WHAT YOU NEED TO DO: Skip the images and return the records below exactly.

RECORDS PROVIDED:
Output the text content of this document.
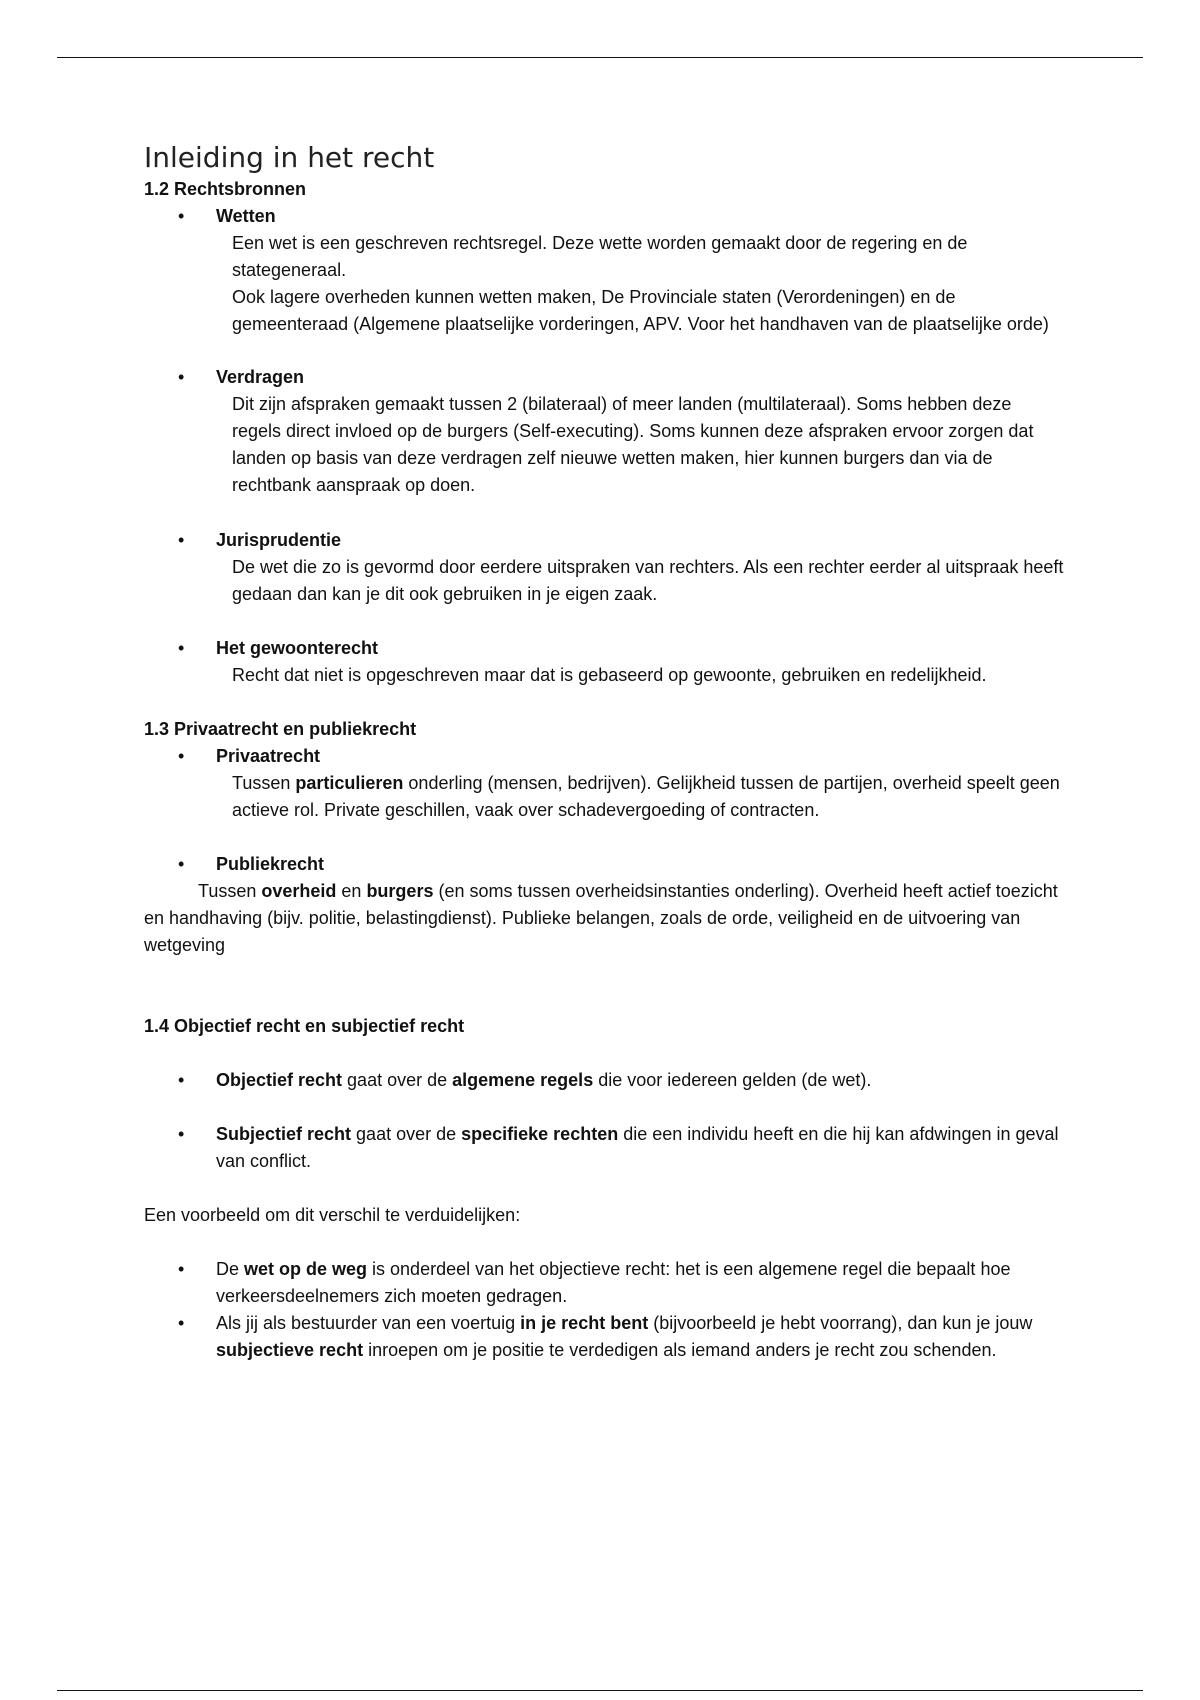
Inleiding in het recht
1.2 Rechtsbronnen
•	Wetten

Een wet is een geschreven rechtsregel. Deze wette worden gemaakt door de regering en de stategeneraal.

Ook lagere overheden kunnen wetten maken, De Provinciale staten (Verordeningen) en de gemeenteraad (Algemene plaatselijke vorderingen, APV. Voor het handhaven van de plaatselijke orde)

•	Verdragen

Dit zijn afspraken gemaakt tussen 2 (bilateraal) of meer landen (multilateraal). Soms hebben deze regels direct invloed op de burgers (Self-executing). Soms kunnen deze afspraken ervoor zorgen dat landen op basis van deze verdragen zelf nieuwe wetten maken, hier kunnen burgers dan via de rechtbank aanspraak op doen.

•	Jurisprudentie

De wet die zo is gevormd door eerdere uitspraken van rechters. Als een rechter eerder al uitspraak heeft gedaan dan kan je dit ook gebruiken in je eigen zaak.

•	Het gewoonterecht

Recht dat niet is opgeschreven maar dat is gebaseerd op gewoonte, gebruiken en redelijkheid.

1.3 Privaatrecht en publiekrecht
•	Privaatrecht

Tussen particulieren onderling (mensen, bedrijven). Gelijkheid tussen de partijen, overheid speelt geen actieve rol. Private geschillen, vaak over schadevergoeding of contracten.

•	Publiekrecht

Tussen overheid en burgers (en soms tussen overheidsinstanties onderling). Overheid heeft actief toezicht en handhaving (bijv. politie, belastingdienst). Publieke belangen, zoals de orde, veiligheid en de uitvoering van wetgeving

1.4 Objectief recht en subjectief recht
•	Objectief recht gaat over de algemene regels die voor iedereen gelden (de wet).
•	Subjectief recht gaat over de specifieke rechten die een individu heeft en die hij kan afdwingen in geval van conflict.

Een voorbeeld om dit verschil te verduidelijken:

•	De wet op de weg is onderdeel van het objectieve recht: het is een algemene regel die bepaalt hoe verkeersdeelnemers zich moeten gedragen.
•	Als jij als bestuurder van een voertuig in je recht bent (bijvoorbeeld je hebt voorrang), dan kun je jouw subjectieve recht inroepen om je positie te verdedigen als iemand anders je recht zou schenden.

OUTPUT FOR THIS TASK:
Output the text content of this document.
Inleiding in het recht
1.2 Rechtsbronnen
•	Wetten

Een wet is een geschreven rechtsregel. Deze wette worden gemaakt door de regering en de stategeneraal.

Ook lagere overheden kunnen wetten maken, De Provinciale staten (Verordeningen) en de gemeenteraad (Algemene plaatselijke vorderingen, APV. Voor het handhaven van de plaatselijke orde)

•	Verdragen

Dit zijn afspraken gemaakt tussen 2 (bilateraal) of meer landen (multilateraal). Soms hebben deze regels direct invloed op de burgers (Self-executing). Soms kunnen deze afspraken ervoor zorgen dat landen op basis van deze verdragen zelf nieuwe wetten maken, hier kunnen burgers dan via de rechtbank aanspraak op doen.

•	Jurisprudentie

De wet die zo is gevormd door eerdere uitspraken van rechters. Als een rechter eerder al uitspraak heeft gedaan dan kan je dit ook gebruiken in je eigen zaak.

•	Het gewoonterecht

Recht dat niet is opgeschreven maar dat is gebaseerd op gewoonte, gebruiken en redelijkheid.

1.3 Privaatrecht en publiekrecht
•	Privaatrecht

Tussen particulieren onderling (mensen, bedrijven). Gelijkheid tussen de partijen, overheid speelt geen actieve rol. Private geschillen, vaak over schadevergoeding of contracten.

•	Publiekrecht

Tussen overheid en burgers (en soms tussen overheidsinstanties onderling). Overheid heeft actief toezicht en handhaving (bijv. politie, belastingdienst). Publieke belangen, zoals de orde, veiligheid en de uitvoering van wetgeving

1.4 Objectief recht en subjectief recht
•	Objectief recht gaat over de algemene regels die voor iedereen gelden (de wet).
•	Subjectief recht gaat over de specifieke rechten die een individu heeft en die hij kan afdwingen in geval van conflict.

Een voorbeeld om dit verschil te verduidelijken:

•	De wet op de weg is onderdeel van het objectieve recht: het is een algemene regel die bepaalt hoe verkeersdeelnemers zich moeten gedragen.
•	Als jij als bestuurder van een voertuig in je recht bent (bijvoorbeeld je hebt voorrang), dan kun je jouw subjectieve recht inroepen om je positie te verdedigen als iemand anders je recht zou schenden.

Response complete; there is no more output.